--- Page extract ---
Did the games business shrink in 2009 or did consumers just abandon the high street?

Published as part of our sister-site GamesIndustry.biz' widely-read weekly newsletter, the GamesIndustry.biz Editorial is a weekly dissection of one of the issues weighing on the minds of the people at the top of the games business. It appears on Eurogamer after it goes out to GI.biz newsletter subscribers.

On paper, 2009 was a tough year for the games industry. Looking at the raw figures now emerging from North America, Japan and Europe, the usual story of winners and losers is supplanted by a tale of general decline. It's by no means a dramatic setback - in many territories, 2009 is comfortably the second-biggest year on record for industry turnover, surpassed only by 2008. However, it's a psychological blow to an industry which has enjoyed decades of largely uninterrupted growth, and which had crossed its fingers and hoped to weather the present economic storm without taking any serious damage.

Yet the apparent decline in the industry's fortunes raises other questions. We have all spent years either preaching about, or listening to sermons about, the rising importance of new markets and new business models. The games industry is more diverse than ever before, encompassing mobile phone developers and publishers, firms making a handsome living out of games on social networking sites, subscription revenue from MMOs and other such games, and even a wide variety of new distribution methods and revenue streams for old-style boxed games.
---
Things to do:
1. In the editorial, why is the 2009 decline a psychological blow to the games industry even though it is not a dramatic setback?
2. Reproduce the wording of the editorial starting at "Published as part" and ending at "GI.biz newsletter subscribers.".
--- Data provided ---
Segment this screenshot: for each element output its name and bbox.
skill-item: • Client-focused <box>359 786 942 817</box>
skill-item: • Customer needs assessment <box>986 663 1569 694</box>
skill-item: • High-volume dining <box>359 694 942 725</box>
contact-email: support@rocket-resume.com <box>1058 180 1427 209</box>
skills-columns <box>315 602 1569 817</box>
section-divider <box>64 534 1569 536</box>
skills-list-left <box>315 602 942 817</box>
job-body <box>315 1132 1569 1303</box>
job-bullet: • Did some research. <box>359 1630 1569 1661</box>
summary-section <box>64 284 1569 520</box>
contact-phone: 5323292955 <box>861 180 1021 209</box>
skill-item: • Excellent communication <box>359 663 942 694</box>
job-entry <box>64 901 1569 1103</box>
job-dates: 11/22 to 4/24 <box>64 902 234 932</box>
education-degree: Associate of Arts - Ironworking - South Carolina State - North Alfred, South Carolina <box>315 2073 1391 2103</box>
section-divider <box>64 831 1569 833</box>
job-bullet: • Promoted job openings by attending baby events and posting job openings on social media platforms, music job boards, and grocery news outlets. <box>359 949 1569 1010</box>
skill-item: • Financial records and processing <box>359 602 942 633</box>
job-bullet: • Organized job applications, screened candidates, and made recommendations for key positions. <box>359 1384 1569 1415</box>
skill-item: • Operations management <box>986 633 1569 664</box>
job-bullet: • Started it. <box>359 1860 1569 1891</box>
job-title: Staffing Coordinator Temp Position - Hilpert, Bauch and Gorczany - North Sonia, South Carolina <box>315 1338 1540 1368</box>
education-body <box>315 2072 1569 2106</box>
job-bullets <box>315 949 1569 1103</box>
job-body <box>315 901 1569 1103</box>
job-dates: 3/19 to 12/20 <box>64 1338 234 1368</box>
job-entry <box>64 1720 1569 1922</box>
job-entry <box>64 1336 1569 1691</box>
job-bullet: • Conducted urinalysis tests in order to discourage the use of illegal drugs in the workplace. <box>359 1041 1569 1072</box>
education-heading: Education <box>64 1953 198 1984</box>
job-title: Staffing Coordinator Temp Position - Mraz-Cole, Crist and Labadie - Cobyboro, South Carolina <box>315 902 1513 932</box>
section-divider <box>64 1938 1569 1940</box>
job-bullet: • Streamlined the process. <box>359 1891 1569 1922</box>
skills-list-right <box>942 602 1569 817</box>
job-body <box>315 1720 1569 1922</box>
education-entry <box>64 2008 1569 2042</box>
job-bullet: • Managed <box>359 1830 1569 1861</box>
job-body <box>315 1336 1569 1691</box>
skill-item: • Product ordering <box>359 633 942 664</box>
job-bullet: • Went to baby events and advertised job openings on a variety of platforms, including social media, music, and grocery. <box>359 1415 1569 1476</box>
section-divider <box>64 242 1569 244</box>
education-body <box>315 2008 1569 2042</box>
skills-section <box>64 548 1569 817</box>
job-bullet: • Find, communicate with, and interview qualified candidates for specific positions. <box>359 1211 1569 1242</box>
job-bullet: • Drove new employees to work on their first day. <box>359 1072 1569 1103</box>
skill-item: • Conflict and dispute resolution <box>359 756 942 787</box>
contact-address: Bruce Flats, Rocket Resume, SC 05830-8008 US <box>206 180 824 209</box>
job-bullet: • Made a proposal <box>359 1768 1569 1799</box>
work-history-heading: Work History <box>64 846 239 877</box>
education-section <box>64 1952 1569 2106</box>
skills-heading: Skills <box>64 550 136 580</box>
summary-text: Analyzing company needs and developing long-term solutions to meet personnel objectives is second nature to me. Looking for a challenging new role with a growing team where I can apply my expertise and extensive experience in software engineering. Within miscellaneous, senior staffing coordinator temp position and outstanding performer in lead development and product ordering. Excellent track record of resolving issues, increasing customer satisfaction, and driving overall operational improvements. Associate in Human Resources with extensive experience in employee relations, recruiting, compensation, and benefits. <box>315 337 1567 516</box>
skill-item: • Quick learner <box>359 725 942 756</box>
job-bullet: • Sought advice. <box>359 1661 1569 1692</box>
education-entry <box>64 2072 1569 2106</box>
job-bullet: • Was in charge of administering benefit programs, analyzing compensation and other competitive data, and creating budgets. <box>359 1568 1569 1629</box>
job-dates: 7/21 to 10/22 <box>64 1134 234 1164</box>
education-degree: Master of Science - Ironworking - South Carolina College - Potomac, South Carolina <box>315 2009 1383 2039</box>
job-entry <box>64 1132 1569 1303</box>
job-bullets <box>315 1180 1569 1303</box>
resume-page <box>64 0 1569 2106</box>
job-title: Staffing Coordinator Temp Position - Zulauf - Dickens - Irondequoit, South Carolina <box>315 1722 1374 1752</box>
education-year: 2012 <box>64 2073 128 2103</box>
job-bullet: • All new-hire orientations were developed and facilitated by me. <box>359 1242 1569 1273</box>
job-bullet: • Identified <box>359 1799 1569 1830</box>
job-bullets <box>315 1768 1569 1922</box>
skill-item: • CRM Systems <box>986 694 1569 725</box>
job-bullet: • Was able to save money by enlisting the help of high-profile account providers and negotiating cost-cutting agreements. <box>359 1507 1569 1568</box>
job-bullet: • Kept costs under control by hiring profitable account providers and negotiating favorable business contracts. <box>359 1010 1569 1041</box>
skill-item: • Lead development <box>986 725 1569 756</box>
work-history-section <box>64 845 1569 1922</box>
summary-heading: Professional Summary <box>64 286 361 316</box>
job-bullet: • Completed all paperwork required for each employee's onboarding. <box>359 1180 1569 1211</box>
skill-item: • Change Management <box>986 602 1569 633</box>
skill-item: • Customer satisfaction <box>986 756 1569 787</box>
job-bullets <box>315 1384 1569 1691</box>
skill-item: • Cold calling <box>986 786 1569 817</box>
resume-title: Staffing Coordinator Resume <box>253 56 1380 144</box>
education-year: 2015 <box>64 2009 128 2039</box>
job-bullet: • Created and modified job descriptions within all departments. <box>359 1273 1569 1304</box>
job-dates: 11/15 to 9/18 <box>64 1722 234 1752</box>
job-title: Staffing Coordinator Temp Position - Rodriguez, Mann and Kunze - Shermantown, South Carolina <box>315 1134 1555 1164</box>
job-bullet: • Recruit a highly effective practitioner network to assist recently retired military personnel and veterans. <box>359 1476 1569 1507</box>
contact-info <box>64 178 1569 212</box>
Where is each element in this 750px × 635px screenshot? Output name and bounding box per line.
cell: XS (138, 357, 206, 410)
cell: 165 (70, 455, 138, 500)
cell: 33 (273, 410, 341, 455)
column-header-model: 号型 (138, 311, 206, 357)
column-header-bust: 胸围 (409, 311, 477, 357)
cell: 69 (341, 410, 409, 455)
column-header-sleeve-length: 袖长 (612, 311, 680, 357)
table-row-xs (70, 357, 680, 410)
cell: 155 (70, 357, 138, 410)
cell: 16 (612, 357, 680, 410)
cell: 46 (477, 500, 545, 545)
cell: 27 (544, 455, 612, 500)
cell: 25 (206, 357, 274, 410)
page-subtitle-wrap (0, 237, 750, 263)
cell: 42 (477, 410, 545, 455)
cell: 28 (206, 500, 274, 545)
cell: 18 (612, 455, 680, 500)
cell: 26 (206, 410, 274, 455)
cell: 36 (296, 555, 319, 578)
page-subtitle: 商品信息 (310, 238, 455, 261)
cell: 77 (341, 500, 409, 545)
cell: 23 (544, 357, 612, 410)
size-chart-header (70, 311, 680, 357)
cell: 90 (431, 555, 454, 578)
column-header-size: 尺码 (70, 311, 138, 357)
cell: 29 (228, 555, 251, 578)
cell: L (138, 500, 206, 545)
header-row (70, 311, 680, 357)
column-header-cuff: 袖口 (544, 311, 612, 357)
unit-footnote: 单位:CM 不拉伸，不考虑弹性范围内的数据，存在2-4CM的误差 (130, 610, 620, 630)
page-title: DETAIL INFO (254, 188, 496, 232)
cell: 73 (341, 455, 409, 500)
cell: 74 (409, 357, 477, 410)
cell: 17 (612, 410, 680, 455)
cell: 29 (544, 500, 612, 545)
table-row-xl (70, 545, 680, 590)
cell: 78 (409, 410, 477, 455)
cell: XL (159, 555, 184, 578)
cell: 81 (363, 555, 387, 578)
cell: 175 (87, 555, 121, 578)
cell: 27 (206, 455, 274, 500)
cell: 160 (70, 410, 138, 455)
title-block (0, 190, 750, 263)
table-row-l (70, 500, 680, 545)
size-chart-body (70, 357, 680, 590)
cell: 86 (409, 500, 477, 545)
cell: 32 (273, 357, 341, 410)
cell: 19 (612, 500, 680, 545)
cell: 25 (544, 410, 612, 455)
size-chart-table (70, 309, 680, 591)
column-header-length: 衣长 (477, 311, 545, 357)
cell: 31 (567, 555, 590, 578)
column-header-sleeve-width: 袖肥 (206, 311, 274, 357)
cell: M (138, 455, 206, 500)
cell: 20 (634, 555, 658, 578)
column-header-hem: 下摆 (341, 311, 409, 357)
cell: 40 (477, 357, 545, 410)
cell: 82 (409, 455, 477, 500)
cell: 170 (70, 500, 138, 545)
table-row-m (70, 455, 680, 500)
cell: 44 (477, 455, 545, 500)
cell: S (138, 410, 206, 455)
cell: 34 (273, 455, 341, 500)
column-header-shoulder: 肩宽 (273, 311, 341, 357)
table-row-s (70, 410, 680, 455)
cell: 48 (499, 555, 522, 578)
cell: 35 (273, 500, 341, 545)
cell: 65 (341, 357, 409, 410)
---
Exercise answers:
1. The industry has enjoyed decades of largely uninterrupted growth. It had also hoped to weather the present economic storm without taking any serious damage.

2.
Published as part of our sister-site GamesIndustry.biz' widely-read weekly newsletter, the GamesIndustry.biz Editorial is a weekly dissection of one of the issues weighing on the minds of the people at the top of the games business. It appears on Eurogamer after it goes out to GI.biz newsletter subscribers.